- What to work on
Write out each entry, exactly the way it appears.

- Record extracts
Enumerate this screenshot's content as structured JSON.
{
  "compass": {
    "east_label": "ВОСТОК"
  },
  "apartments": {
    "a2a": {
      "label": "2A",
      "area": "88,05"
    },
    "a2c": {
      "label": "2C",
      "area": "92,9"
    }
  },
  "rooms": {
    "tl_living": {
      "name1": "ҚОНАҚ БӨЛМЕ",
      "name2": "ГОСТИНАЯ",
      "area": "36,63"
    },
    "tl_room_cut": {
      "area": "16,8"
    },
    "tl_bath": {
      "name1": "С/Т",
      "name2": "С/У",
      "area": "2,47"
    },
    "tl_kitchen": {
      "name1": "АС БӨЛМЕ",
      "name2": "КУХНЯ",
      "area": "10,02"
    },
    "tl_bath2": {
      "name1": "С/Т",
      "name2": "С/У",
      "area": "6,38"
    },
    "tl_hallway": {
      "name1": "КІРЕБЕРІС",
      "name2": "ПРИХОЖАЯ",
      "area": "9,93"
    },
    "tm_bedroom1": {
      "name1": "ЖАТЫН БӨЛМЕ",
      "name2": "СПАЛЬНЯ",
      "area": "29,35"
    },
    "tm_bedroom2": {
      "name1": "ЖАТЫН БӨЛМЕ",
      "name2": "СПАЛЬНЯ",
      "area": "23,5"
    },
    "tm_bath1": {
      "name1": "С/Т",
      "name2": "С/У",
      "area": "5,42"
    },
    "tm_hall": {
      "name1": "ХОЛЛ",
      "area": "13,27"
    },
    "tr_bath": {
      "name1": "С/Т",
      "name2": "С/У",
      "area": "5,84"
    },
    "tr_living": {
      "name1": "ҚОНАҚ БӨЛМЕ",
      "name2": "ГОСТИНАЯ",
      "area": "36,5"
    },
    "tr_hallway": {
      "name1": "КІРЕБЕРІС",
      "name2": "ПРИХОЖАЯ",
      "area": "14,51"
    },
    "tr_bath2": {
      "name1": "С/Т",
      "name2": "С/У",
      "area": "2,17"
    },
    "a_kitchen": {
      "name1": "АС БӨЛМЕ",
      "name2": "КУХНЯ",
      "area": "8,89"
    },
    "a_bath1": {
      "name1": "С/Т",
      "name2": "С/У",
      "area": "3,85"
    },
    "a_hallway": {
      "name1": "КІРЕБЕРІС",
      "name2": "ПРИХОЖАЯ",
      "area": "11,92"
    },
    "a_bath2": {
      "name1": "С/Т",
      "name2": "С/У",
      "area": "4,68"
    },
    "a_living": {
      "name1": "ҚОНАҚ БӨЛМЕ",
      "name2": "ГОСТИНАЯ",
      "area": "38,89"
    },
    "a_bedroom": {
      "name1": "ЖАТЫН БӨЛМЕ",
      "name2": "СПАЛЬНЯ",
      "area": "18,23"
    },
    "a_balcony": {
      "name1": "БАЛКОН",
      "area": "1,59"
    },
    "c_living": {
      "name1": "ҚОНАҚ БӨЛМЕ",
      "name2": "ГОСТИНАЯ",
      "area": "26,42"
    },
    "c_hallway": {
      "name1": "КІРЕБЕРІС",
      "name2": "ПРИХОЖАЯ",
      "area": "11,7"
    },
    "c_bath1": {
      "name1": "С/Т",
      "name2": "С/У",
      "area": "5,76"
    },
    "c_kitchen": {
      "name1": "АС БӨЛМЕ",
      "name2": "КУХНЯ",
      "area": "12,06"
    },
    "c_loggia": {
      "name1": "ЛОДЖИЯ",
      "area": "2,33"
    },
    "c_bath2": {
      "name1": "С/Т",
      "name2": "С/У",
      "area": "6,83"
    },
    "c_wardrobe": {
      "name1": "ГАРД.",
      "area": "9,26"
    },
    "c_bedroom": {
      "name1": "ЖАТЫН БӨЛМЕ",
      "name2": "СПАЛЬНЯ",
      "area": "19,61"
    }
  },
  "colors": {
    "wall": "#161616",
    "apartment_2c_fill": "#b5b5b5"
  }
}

- Full response
Enumerate this screenshot's content as structured JSON.
{
  "compass": {
    "east_label": "ВОСТОК"
  },
  "apartments": {
    "a2a": {
      "label": "2A",
      "area": "88,05"
    },
    "a2c": {
      "label": "2C",
      "area": "92,9"
    }
  },
  "rooms": {
    "tl_living": {
      "name1": "ҚОНАҚ БӨЛМЕ",
      "name2": "ГОСТИНАЯ",
      "area": "36,63"
    },
    "tl_room_cut": {
      "area": "16,8"
    },
    "tl_bath": {
      "name1": "С/Т",
      "name2": "С/У",
      "area": "2,47"
    },
    "tl_kitchen": {
      "name1": "АС БӨЛМЕ",
      "name2": "КУХНЯ",
      "area": "10,02"
    },
    "tl_bath2": {
      "name1": "С/Т",
      "name2": "С/У",
      "area": "6,38"
    },
    "tl_hallway": {
      "name1": "КІРЕБЕРІС",
      "name2": "ПРИХОЖАЯ",
      "area": "9,93"
    },
    "tm_bedroom1": {
      "name1": "ЖАТЫН БӨЛМЕ",
      "name2": "СПАЛЬНЯ",
      "area": "29,35"
    },
    "tm_bedroom2": {
      "name1": "ЖАТЫН БӨЛМЕ",
      "name2": "СПАЛЬНЯ",
      "area": "23,5"
    },
    "tm_bath1": {
      "name1": "С/Т",
      "name2": "С/У",
      "area": "5,42"
    },
    "tm_hall": {
      "name1": "ХОЛЛ",
      "area": "13,27"
    },
    "tr_bath": {
      "name1": "С/Т",
      "name2": "С/У",
      "area": "5,84"
    },
    "tr_living": {
      "name1": "ҚОНАҚ БӨЛМЕ",
      "name2": "ГОСТИНАЯ",
      "area": "36,5"
    },
    "tr_hallway": {
      "name1": "КІРЕБЕРІС",
      "name2": "ПРИХОЖАЯ",
      "area": "14,51"
    },
    "tr_bath2": {
      "name1": "С/Т",
      "name2": "С/У",
      "area": "2,17"
    },
    "a_kitchen": {
      "name1": "АС БӨЛМЕ",
      "name2": "КУХНЯ",
      "area": "8,89"
    },
    "a_bath1": {
      "name1": "С/Т",
      "name2": "С/У",
      "area": "3,85"
    },
    "a_hallway": {
      "name1": "КІРЕБЕРІС",
      "name2": "ПРИХОЖАЯ",
      "area": "11,92"
    },
    "a_bath2": {
      "name1": "С/Т",
      "name2": "С/У",
      "area": "4,68"
    },
    "a_living": {
      "name1": "ҚОНАҚ БӨЛМЕ",
      "name2": "ГОСТИНАЯ",
      "area": "38,89"
    },
    "a_bedroom": {
      "name1": "ЖАТЫН БӨЛМЕ",
      "name2": "СПАЛЬНЯ",
      "area": "18,23"
    },
    "a_balcony": {
      "name1": "БАЛКОН",
      "area": "1,59"
    },
    "c_living": {
      "name1": "ҚОНАҚ БӨЛМЕ",
      "name2": "ГОСТИНАЯ",
      "area": "26,42"
    },
    "c_hallway": {
      "name1": "КІРЕБЕРІС",
      "name2": "ПРИХОЖАЯ",
      "area": "11,7"
    },
    "c_bath1": {
      "name1": "С/Т",
      "name2": "С/У",
      "area": "5,76"
    },
    "c_kitchen": {
      "name1": "АС БӨЛМЕ",
      "name2": "КУХНЯ",
      "area": "12,06"
    },
    "c_loggia": {
      "name1": "ЛОДЖИЯ",
      "area": "2,33"
    },
    "c_bath2": {
      "name1": "С/Т",
      "name2": "С/У",
      "area": "6,83"
    },
    "c_wardrobe": {
      "name1": "ГАРД.",
      "area": "9,26"
    },
    "c_bedroom": {
      "name1": "ЖАТЫН БӨЛМЕ",
      "name2": "СПАЛЬНЯ",
      "area": "19,61"
    }
  },
  "colors": {
    "wall": "#161616",
    "apartment_2c_fill": "#b5b5b5"
  }
}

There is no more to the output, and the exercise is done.